Entries from a visual dataset:
* start *

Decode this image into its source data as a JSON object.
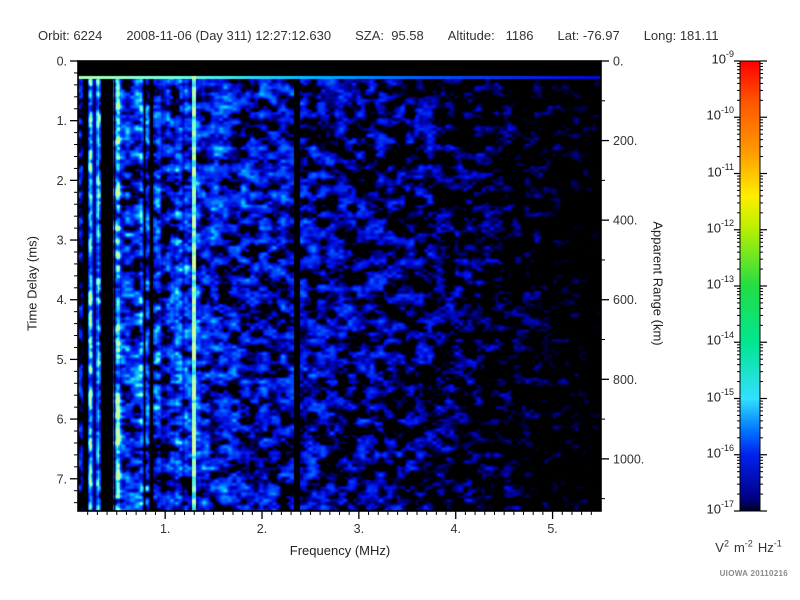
{
  "header": {
    "orbit": "Orbit: 6224",
    "datetime": "2008-11-06 (Day 311) 12:27:12.630",
    "sza": "SZA:  95.58",
    "altitude": "Altitude:   1186",
    "lat": "Lat: -76.97",
    "long": "Long: 181.11"
  },
  "watermark": "UIOWA 20110216",
  "chart_data": {
    "type": "heatmap",
    "description": "Radar sounder ionogram: spectral density vs frequency and time delay",
    "xlabel": "Frequency (MHz)",
    "ylabel_left": "Time Delay (ms)",
    "ylabel_right": "Apparent Range (km)",
    "x_range_mhz": [
      0.1,
      5.5
    ],
    "y_range_ms": [
      0,
      7.54
    ],
    "right_axis_range_km": [
      0,
      1131
    ],
    "km_per_ms": 150,
    "x_ticks": {
      "values": [
        1,
        2,
        3,
        4,
        5
      ],
      "labels": [
        "1.",
        "2.",
        "3.",
        "4.",
        "5."
      ],
      "minor_step": 0.1
    },
    "y_ticks": {
      "values": [
        0,
        1,
        2,
        3,
        4,
        5,
        6,
        7
      ],
      "labels": [
        "0.",
        "1.",
        "2.",
        "3.",
        "4.",
        "5.",
        "6.",
        "7."
      ],
      "minor_step": 0.2
    },
    "right_ticks": {
      "values": [
        0,
        200,
        400,
        600,
        800,
        1000
      ],
      "labels": [
        "0.",
        "200.",
        "400.",
        "600.",
        "800.",
        "1000."
      ],
      "minor_step": 100
    },
    "colorbar": {
      "scale": "log",
      "range_exponents": [
        -9,
        -17
      ],
      "tick_exponents": [
        "-9",
        "-10",
        "-11",
        "-12",
        "-13",
        "-14",
        "-15",
        "-16",
        "-17"
      ],
      "unit_parts": [
        {
          "base": "V",
          "exp": "2"
        },
        {
          "base": "m",
          "exp": "-2"
        },
        {
          "base": "Hz",
          "exp": "-1"
        }
      ],
      "gradient": [
        [
          "#ff0000",
          0
        ],
        [
          "#ff5500",
          0.09
        ],
        [
          "#ff9900",
          0.2
        ],
        [
          "#ffee00",
          0.3
        ],
        [
          "#bbf000",
          0.37
        ],
        [
          "#22dd44",
          0.5
        ],
        [
          "#00e690",
          0.625
        ],
        [
          "#33e0ff",
          0.75
        ],
        [
          "#0077ff",
          0.82
        ],
        [
          "#0022ee",
          0.875
        ],
        [
          "#000088",
          0.97
        ],
        [
          "#000022",
          1
        ]
      ]
    },
    "colormap": [
      [
        0,
        [
          0,
          0,
          0
        ]
      ],
      [
        0.08,
        [
          0,
          0,
          90
        ]
      ],
      [
        0.22,
        [
          0,
          10,
          225
        ]
      ],
      [
        0.45,
        [
          0,
          85,
          255
        ]
      ],
      [
        0.62,
        [
          0,
          185,
          255
        ]
      ],
      [
        0.8,
        [
          110,
          255,
          220
        ]
      ],
      [
        1,
        [
          205,
          255,
          160
        ]
      ]
    ],
    "noise": {
      "seed": 20110216,
      "cell": 8,
      "cell2": 4,
      "octave_mix": 0.62,
      "threshold": 0.24
    },
    "intensity_profile": [
      [
        0.1,
        0.95
      ],
      [
        0.5,
        0.92
      ],
      [
        1.2,
        0.85
      ],
      [
        2.0,
        0.76
      ],
      [
        2.45,
        0.7
      ],
      [
        3.0,
        0.66
      ],
      [
        3.6,
        0.58
      ],
      [
        4.2,
        0.5
      ],
      [
        4.8,
        0.42
      ],
      [
        5.2,
        0.37
      ],
      [
        5.5,
        0.33
      ]
    ],
    "stripes": {
      "f_max": 1.6,
      "strength": 0.9,
      "cell": 3,
      "dark_cut": 0.27
    },
    "features": {
      "top_black_band_ms": [
        0,
        0.235
      ],
      "surface_echo_line_ms": [
        0.24,
        0.3
      ],
      "bright_vlines": [
        {
          "f": 1.29,
          "width_mhz": 0.045,
          "value": 0.93
        }
      ],
      "bright_bands": [
        {
          "f0": 0.2,
          "f1": 0.31,
          "boost": 0.25
        },
        {
          "f0": 0.46,
          "f1": 0.53,
          "boost": 0.15
        }
      ],
      "dark_bands": [
        {
          "f0": 0.33,
          "f1": 0.455,
          "mult": 0.3
        }
      ],
      "black_gaps": [
        {
          "f0": 2.32,
          "f1": 2.39
        }
      ]
    }
  }
}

* end *

▶ SET PROBLEM: From the material above, copy everything exactly but the pictures.

▶ FULL RESPONSE:
Decode this image into its source data as a JSON object.
{
  "header": {
    "orbit": "Orbit: 6224",
    "datetime": "2008-11-06 (Day 311) 12:27:12.630",
    "sza": "SZA:  95.58",
    "altitude": "Altitude:   1186",
    "lat": "Lat: -76.97",
    "long": "Long: 181.11"
  },
  "watermark": "UIOWA 20110216",
  "chart_data": {
    "type": "heatmap",
    "description": "Radar sounder ionogram: spectral density vs frequency and time delay",
    "xlabel": "Frequency (MHz)",
    "ylabel_left": "Time Delay (ms)",
    "ylabel_right": "Apparent Range (km)",
    "x_range_mhz": [
      0.1,
      5.5
    ],
    "y_range_ms": [
      0,
      7.54
    ],
    "right_axis_range_km": [
      0,
      1131
    ],
    "km_per_ms": 150,
    "x_ticks": {
      "values": [
        1,
        2,
        3,
        4,
        5
      ],
      "labels": [
        "1.",
        "2.",
        "3.",
        "4.",
        "5."
      ],
      "minor_step": 0.1
    },
    "y_ticks": {
      "values": [
        0,
        1,
        2,
        3,
        4,
        5,
        6,
        7
      ],
      "labels": [
        "0.",
        "1.",
        "2.",
        "3.",
        "4.",
        "5.",
        "6.",
        "7."
      ],
      "minor_step": 0.2
    },
    "right_ticks": {
      "values": [
        0,
        200,
        400,
        600,
        800,
        1000
      ],
      "labels": [
        "0.",
        "200.",
        "400.",
        "600.",
        "800.",
        "1000."
      ],
      "minor_step": 100
    },
    "colorbar": {
      "scale": "log",
      "range_exponents": [
        -9,
        -17
      ],
      "tick_exponents": [
        "-9",
        "-10",
        "-11",
        "-12",
        "-13",
        "-14",
        "-15",
        "-16",
        "-17"
      ],
      "unit_parts": [
        {
          "base": "V",
          "exp": "2"
        },
        {
          "base": "m",
          "exp": "-2"
        },
        {
          "base": "Hz",
          "exp": "-1"
        }
      ],
      "gradient": [
        [
          "#ff0000",
          0
        ],
        [
          "#ff5500",
          0.09
        ],
        [
          "#ff9900",
          0.2
        ],
        [
          "#ffee00",
          0.3
        ],
        [
          "#bbf000",
          0.37
        ],
        [
          "#22dd44",
          0.5
        ],
        [
          "#00e690",
          0.625
        ],
        [
          "#33e0ff",
          0.75
        ],
        [
          "#0077ff",
          0.82
        ],
        [
          "#0022ee",
          0.875
        ],
        [
          "#000088",
          0.97
        ],
        [
          "#000022",
          1
        ]
      ]
    },
    "colormap": [
      [
        0,
        [
          0,
          0,
          0
        ]
      ],
      [
        0.08,
        [
          0,
          0,
          90
        ]
      ],
      [
        0.22,
        [
          0,
          10,
          225
        ]
      ],
      [
        0.45,
        [
          0,
          85,
          255
        ]
      ],
      [
        0.62,
        [
          0,
          185,
          255
        ]
      ],
      [
        0.8,
        [
          110,
          255,
          220
        ]
      ],
      [
        1,
        [
          205,
          255,
          160
        ]
      ]
    ],
    "noise": {
      "seed": 20110216,
      "cell": 8,
      "cell2": 4,
      "octave_mix": 0.62,
      "threshold": 0.24
    },
    "intensity_profile": [
      [
        0.1,
        0.95
      ],
      [
        0.5,
        0.92
      ],
      [
        1.2,
        0.85
      ],
      [
        2.0,
        0.76
      ],
      [
        2.45,
        0.7
      ],
      [
        3.0,
        0.66
      ],
      [
        3.6,
        0.58
      ],
      [
        4.2,
        0.5
      ],
      [
        4.8,
        0.42
      ],
      [
        5.2,
        0.37
      ],
      [
        5.5,
        0.33
      ]
    ],
    "stripes": {
      "f_max": 1.6,
      "strength": 0.9,
      "cell": 3,
      "dark_cut": 0.27
    },
    "features": {
      "top_black_band_ms": [
        0,
        0.235
      ],
      "surface_echo_line_ms": [
        0.24,
        0.3
      ],
      "bright_vlines": [
        {
          "f": 1.29,
          "width_mhz": 0.045,
          "value": 0.93
        }
      ],
      "bright_bands": [
        {
          "f0": 0.2,
          "f1": 0.31,
          "boost": 0.25
        },
        {
          "f0": 0.46,
          "f1": 0.53,
          "boost": 0.15
        }
      ],
      "dark_bands": [
        {
          "f0": 0.33,
          "f1": 0.455,
          "mult": 0.3
        }
      ],
      "black_gaps": [
        {
          "f0": 2.32,
          "f1": 2.39
        }
      ]
    }
  }
}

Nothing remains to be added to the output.